Job: In the records below, tally every line containing "which". Report only the total.

The data:

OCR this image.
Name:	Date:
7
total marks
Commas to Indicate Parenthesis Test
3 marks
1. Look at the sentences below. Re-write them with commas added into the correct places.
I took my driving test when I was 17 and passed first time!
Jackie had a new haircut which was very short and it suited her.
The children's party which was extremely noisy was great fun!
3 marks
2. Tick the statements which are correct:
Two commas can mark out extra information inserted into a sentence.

Full response: 3